WORK REQUIRED.
Every record should be copied exactly, except that pictures are to be omitted.

---- EXTRACTED INFORMATION

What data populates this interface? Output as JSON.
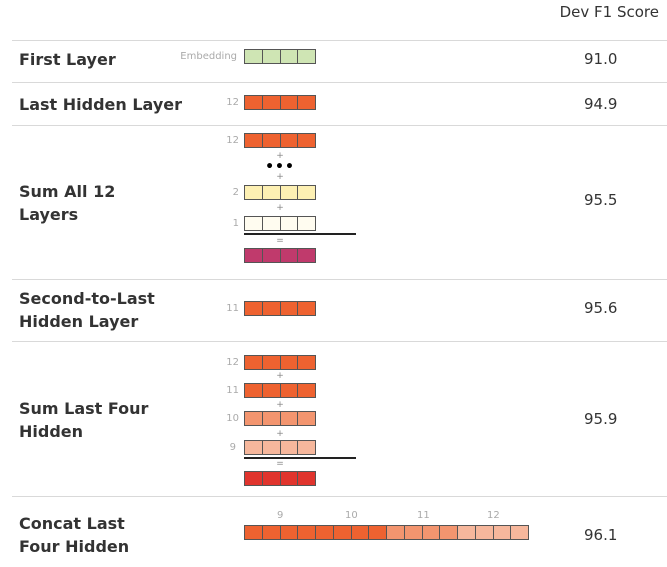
{
  "header": {
    "score_title": "Dev F1 Score"
  },
  "colors": {
    "embedding": "#cfe5b4",
    "layer12": "#ee6230",
    "layer11": "#ee6230",
    "layer10": "#f3956f",
    "layer9": "#f6b79c",
    "layer2": "#fdf0b3",
    "layer1": "#fffcf0",
    "sum_all": "#c03a6c",
    "sum_four": "#e0342d"
  },
  "rows": [
    {
      "label": "First Layer",
      "score": "91.0",
      "num": "Embedding"
    },
    {
      "label": "Last Hidden Layer",
      "score": "94.9",
      "num": "12"
    },
    {
      "label": "Sum All 12 Layers",
      "label_line1": "Sum All 12",
      "label_line2": "Layers",
      "score": "95.5",
      "nums": [
        "12",
        "2",
        "1"
      ],
      "plus": "+",
      "equals": "=",
      "ellipsis": "•••"
    },
    {
      "label": "Second-to-Last Hidden Layer",
      "label_line1": "Second-to-Last",
      "label_line2": "Hidden Layer",
      "score": "95.6",
      "num": "11"
    },
    {
      "label": "Sum Last Four Hidden",
      "label_line1": "Sum Last Four",
      "label_line2": "Hidden",
      "score": "95.9",
      "nums": [
        "12",
        "11",
        "10",
        "9"
      ],
      "plus": "+",
      "equals": "="
    },
    {
      "label": "Concat Last Four Hidden",
      "label_line1": "Concat Last",
      "label_line2": "Four Hidden",
      "score": "96.1",
      "nums": [
        "9",
        "10",
        "11",
        "12"
      ]
    }
  ]
}
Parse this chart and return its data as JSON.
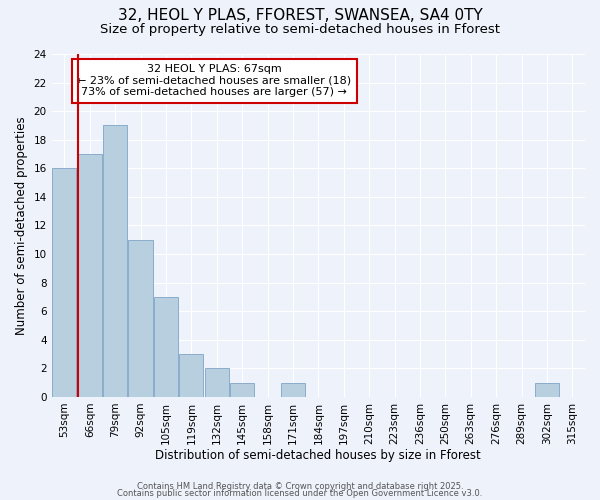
{
  "title": "32, HEOL Y PLAS, FFOREST, SWANSEA, SA4 0TY",
  "subtitle": "Size of property relative to semi-detached houses in Fforest",
  "xlabel": "Distribution of semi-detached houses by size in Fforest",
  "ylabel": "Number of semi-detached properties",
  "bin_labels": [
    "53sqm",
    "66sqm",
    "79sqm",
    "92sqm",
    "105sqm",
    "119sqm",
    "132sqm",
    "145sqm",
    "158sqm",
    "171sqm",
    "184sqm",
    "197sqm",
    "210sqm",
    "223sqm",
    "236sqm",
    "250sqm",
    "263sqm",
    "276sqm",
    "289sqm",
    "302sqm",
    "315sqm"
  ],
  "bar_heights": [
    16,
    17,
    19,
    11,
    7,
    3,
    2,
    1,
    0,
    1,
    0,
    0,
    0,
    0,
    0,
    0,
    0,
    0,
    0,
    1,
    0
  ],
  "bar_color": "#b8cfe0",
  "bar_edge_color": "#8aacca",
  "property_line_after_bar": 1,
  "property_line_color": "#cc0000",
  "annotation_title": "32 HEOL Y PLAS: 67sqm",
  "annotation_line1": "← 23% of semi-detached houses are smaller (18)",
  "annotation_line2": "73% of semi-detached houses are larger (57) →",
  "annotation_box_color": "#ffffff",
  "annotation_box_edge": "#cc0000",
  "ylim": [
    0,
    24
  ],
  "yticks": [
    0,
    2,
    4,
    6,
    8,
    10,
    12,
    14,
    16,
    18,
    20,
    22,
    24
  ],
  "background_color": "#eef2fa",
  "footer_line1": "Contains HM Land Registry data © Crown copyright and database right 2025.",
  "footer_line2": "Contains public sector information licensed under the Open Government Licence v3.0.",
  "title_fontsize": 11,
  "subtitle_fontsize": 9.5,
  "axis_label_fontsize": 8.5,
  "tick_fontsize": 7.5,
  "annotation_fontsize": 8,
  "footer_fontsize": 6
}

--------

SOLUTION FOR THIS TASK.
What data populates this interface? Output as JSON.
{
  "header": {
    "score_title": "Dev F1 Score"
  },
  "colors": {
    "embedding": "#cfe5b4",
    "layer12": "#ee6230",
    "layer11": "#ee6230",
    "layer10": "#f3956f",
    "layer9": "#f6b79c",
    "layer2": "#fdf0b3",
    "layer1": "#fffcf0",
    "sum_all": "#c03a6c",
    "sum_four": "#e0342d"
  },
  "rows": [
    {
      "label": "First Layer",
      "score": "91.0",
      "num": "Embedding"
    },
    {
      "label": "Last Hidden Layer",
      "score": "94.9",
      "num": "12"
    },
    {
      "label": "Sum All 12 Layers",
      "label_line1": "Sum All 12",
      "label_line2": "Layers",
      "score": "95.5",
      "nums": [
        "12",
        "2",
        "1"
      ],
      "plus": "+",
      "equals": "=",
      "ellipsis": "•••"
    },
    {
      "label": "Second-to-Last Hidden Layer",
      "label_line1": "Second-to-Last",
      "label_line2": "Hidden Layer",
      "score": "95.6",
      "num": "11"
    },
    {
      "label": "Sum Last Four Hidden",
      "label_line1": "Sum Last Four",
      "label_line2": "Hidden",
      "score": "95.9",
      "nums": [
        "12",
        "11",
        "10",
        "9"
      ],
      "plus": "+",
      "equals": "="
    },
    {
      "label": "Concat Last Four Hidden",
      "label_line1": "Concat Last",
      "label_line2": "Four Hidden",
      "score": "96.1",
      "nums": [
        "9",
        "10",
        "11",
        "12"
      ]
    }
  ]
}
Parse this chart and return its data as JSON.
{
  "title": "32, HEOL Y PLAS, FFOREST, SWANSEA, SA4 0TY",
  "subtitle": "Size of property relative to semi-detached houses in Fforest",
  "xlabel": "Distribution of semi-detached houses by size in Fforest",
  "ylabel": "Number of semi-detached properties",
  "bin_labels": [
    "53sqm",
    "66sqm",
    "79sqm",
    "92sqm",
    "105sqm",
    "119sqm",
    "132sqm",
    "145sqm",
    "158sqm",
    "171sqm",
    "184sqm",
    "197sqm",
    "210sqm",
    "223sqm",
    "236sqm",
    "250sqm",
    "263sqm",
    "276sqm",
    "289sqm",
    "302sqm",
    "315sqm"
  ],
  "bar_heights": [
    16,
    17,
    19,
    11,
    7,
    3,
    2,
    1,
    0,
    1,
    0,
    0,
    0,
    0,
    0,
    0,
    0,
    0,
    0,
    1,
    0
  ],
  "bar_color": "#b8cfe0",
  "bar_edge_color": "#8aacca",
  "property_line_after_bar": 1,
  "property_line_color": "#cc0000",
  "annotation_title": "32 HEOL Y PLAS: 67sqm",
  "annotation_line1": "← 23% of semi-detached houses are smaller (18)",
  "annotation_line2": "73% of semi-detached houses are larger (57) →",
  "annotation_box_color": "#ffffff",
  "annotation_box_edge": "#cc0000",
  "ylim": [
    0,
    24
  ],
  "yticks": [
    0,
    2,
    4,
    6,
    8,
    10,
    12,
    14,
    16,
    18,
    20,
    22,
    24
  ],
  "background_color": "#eef2fa",
  "footer_line1": "Contains HM Land Registry data © Crown copyright and database right 2025.",
  "footer_line2": "Contains public sector information licensed under the Open Government Licence v3.0.",
  "title_fontsize": 11,
  "subtitle_fontsize": 9.5,
  "axis_label_fontsize": 8.5,
  "tick_fontsize": 7.5,
  "annotation_fontsize": 8,
  "footer_fontsize": 6
}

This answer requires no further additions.